Source records »
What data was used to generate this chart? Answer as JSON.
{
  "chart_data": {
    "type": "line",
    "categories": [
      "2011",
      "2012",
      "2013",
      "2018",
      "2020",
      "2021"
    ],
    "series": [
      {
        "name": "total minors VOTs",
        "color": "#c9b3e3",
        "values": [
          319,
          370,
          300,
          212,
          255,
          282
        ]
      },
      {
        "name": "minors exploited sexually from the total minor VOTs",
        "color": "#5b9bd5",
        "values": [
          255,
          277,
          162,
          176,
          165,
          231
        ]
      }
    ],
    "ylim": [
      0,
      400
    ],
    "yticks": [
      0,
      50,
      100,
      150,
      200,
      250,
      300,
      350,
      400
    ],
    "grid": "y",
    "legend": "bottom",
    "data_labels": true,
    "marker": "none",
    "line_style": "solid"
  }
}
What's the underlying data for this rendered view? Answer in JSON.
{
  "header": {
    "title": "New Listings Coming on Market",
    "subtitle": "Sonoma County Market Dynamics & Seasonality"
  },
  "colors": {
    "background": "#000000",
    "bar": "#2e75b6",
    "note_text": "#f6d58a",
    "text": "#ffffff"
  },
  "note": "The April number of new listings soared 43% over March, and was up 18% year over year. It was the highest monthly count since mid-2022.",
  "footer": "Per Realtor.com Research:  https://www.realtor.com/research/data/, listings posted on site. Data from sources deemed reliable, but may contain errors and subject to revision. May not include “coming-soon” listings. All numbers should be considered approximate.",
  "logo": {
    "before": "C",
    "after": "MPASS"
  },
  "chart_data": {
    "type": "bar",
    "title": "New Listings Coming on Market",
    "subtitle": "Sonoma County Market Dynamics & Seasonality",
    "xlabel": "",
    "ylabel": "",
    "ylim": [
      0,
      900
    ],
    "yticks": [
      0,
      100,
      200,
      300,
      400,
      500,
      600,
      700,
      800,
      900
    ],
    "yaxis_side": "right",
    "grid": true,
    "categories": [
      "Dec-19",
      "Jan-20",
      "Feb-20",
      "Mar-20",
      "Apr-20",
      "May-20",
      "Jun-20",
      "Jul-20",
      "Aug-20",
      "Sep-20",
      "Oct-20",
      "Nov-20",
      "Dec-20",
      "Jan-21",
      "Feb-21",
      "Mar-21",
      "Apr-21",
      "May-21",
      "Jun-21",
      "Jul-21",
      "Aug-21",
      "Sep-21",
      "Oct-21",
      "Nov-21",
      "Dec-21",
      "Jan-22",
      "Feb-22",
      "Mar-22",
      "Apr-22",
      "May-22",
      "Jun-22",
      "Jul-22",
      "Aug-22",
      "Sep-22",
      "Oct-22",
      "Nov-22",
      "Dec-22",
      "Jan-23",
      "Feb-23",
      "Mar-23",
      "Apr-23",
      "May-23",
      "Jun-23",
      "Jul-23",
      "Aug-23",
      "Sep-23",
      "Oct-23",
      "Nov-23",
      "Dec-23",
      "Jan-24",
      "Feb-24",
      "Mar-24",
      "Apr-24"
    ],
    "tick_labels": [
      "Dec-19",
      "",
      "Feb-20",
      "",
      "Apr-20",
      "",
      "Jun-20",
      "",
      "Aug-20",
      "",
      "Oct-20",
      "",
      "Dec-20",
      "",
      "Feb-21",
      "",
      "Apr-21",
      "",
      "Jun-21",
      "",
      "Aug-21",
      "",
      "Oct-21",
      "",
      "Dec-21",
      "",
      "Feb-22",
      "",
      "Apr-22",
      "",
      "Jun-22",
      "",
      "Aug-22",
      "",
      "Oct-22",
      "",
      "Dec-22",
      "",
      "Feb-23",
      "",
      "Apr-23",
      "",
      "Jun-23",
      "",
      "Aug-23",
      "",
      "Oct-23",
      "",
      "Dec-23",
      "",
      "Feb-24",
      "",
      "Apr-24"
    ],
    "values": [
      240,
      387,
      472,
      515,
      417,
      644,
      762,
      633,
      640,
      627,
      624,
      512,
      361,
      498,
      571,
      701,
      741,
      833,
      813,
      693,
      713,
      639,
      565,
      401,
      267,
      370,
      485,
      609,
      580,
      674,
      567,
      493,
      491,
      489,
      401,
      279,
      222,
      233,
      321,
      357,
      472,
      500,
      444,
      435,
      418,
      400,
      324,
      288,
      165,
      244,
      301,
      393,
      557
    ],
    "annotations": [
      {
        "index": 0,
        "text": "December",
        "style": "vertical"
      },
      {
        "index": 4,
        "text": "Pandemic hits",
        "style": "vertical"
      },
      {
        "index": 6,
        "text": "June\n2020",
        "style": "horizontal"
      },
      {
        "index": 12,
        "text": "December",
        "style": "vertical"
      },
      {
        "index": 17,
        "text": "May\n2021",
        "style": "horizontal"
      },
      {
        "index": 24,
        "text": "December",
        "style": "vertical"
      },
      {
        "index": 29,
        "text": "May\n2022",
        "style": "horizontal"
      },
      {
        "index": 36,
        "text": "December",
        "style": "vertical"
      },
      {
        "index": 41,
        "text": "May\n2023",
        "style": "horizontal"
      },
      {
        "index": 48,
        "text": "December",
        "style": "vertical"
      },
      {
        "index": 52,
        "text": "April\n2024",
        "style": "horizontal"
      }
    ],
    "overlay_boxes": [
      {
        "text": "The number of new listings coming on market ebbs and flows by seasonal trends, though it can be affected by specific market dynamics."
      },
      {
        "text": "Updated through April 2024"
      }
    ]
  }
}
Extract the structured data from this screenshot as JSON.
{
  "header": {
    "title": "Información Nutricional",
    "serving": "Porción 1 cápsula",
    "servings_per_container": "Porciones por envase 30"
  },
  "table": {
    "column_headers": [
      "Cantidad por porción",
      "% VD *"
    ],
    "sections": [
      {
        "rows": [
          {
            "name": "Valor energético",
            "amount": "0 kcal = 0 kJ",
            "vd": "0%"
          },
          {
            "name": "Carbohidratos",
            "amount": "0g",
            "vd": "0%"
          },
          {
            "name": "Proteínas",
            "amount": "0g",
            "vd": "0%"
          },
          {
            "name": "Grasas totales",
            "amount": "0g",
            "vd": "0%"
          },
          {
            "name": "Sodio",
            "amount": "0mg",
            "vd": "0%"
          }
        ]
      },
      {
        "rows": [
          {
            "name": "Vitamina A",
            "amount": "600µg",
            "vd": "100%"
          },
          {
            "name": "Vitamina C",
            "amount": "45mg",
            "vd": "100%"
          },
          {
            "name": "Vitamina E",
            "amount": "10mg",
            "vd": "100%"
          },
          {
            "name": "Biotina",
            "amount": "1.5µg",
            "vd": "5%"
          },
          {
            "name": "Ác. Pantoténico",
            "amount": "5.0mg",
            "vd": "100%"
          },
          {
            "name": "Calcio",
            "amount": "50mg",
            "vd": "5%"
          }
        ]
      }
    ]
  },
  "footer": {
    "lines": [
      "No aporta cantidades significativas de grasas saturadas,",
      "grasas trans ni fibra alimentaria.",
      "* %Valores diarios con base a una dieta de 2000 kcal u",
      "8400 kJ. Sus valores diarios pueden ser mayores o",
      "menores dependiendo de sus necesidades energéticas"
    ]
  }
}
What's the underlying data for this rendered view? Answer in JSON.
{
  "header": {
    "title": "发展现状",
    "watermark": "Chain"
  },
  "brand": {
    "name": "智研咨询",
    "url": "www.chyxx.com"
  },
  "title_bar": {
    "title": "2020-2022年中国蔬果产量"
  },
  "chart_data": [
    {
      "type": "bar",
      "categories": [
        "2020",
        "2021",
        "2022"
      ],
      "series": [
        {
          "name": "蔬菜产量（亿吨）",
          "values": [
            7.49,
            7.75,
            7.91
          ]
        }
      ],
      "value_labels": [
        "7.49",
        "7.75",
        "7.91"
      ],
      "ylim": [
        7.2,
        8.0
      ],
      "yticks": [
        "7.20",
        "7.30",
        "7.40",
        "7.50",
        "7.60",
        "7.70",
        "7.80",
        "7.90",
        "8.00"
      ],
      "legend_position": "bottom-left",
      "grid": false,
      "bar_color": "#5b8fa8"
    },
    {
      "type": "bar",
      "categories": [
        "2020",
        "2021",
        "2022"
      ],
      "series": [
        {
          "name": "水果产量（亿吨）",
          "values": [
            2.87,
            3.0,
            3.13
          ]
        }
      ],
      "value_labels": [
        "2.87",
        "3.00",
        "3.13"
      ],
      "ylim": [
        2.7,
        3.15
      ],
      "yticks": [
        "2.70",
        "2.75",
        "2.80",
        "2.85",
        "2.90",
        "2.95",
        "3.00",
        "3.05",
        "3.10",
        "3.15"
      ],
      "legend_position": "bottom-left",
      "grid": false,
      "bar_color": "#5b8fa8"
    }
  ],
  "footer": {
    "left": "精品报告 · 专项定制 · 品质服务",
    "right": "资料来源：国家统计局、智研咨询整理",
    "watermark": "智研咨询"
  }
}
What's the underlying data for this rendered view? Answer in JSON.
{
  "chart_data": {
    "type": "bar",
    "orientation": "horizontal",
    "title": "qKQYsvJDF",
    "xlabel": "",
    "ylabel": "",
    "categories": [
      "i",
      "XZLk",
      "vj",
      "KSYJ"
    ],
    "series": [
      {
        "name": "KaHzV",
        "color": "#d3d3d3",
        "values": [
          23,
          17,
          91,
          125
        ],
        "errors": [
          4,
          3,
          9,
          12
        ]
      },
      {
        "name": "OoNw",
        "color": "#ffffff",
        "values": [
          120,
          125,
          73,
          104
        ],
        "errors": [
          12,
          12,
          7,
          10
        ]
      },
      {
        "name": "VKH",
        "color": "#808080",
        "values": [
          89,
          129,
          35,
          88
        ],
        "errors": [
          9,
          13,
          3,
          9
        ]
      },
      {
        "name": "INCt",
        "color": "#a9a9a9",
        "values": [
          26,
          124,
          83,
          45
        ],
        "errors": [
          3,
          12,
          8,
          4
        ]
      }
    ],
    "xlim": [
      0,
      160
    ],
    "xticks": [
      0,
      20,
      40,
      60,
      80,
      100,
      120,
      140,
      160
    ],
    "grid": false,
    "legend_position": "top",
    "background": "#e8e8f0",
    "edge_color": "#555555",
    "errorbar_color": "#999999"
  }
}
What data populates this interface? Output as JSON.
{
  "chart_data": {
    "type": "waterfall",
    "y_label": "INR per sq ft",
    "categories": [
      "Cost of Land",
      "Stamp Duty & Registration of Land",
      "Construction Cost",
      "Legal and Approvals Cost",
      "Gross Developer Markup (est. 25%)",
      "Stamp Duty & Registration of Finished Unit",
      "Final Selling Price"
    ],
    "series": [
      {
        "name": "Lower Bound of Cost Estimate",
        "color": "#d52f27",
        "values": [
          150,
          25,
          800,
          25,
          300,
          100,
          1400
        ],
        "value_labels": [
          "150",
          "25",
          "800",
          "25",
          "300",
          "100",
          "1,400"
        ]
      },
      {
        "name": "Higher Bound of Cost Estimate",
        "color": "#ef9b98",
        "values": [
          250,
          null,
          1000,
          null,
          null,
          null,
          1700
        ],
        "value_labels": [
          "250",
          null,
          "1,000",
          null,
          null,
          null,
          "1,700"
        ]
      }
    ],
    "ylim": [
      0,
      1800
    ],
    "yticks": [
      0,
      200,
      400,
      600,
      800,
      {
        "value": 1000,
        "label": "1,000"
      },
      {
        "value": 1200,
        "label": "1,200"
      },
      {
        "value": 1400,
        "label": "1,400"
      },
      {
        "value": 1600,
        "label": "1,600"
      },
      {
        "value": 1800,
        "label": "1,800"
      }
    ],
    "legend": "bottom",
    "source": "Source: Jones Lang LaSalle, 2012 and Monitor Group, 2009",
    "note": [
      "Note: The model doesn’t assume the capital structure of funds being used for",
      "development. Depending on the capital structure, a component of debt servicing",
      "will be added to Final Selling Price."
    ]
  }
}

Given exercise » Which lines in the listing above hold the word "Duty"? Show each of them.

Written reply »
      "Stamp Duty & Registration of Land",
      "Stamp Duty & Registration of Finished Unit",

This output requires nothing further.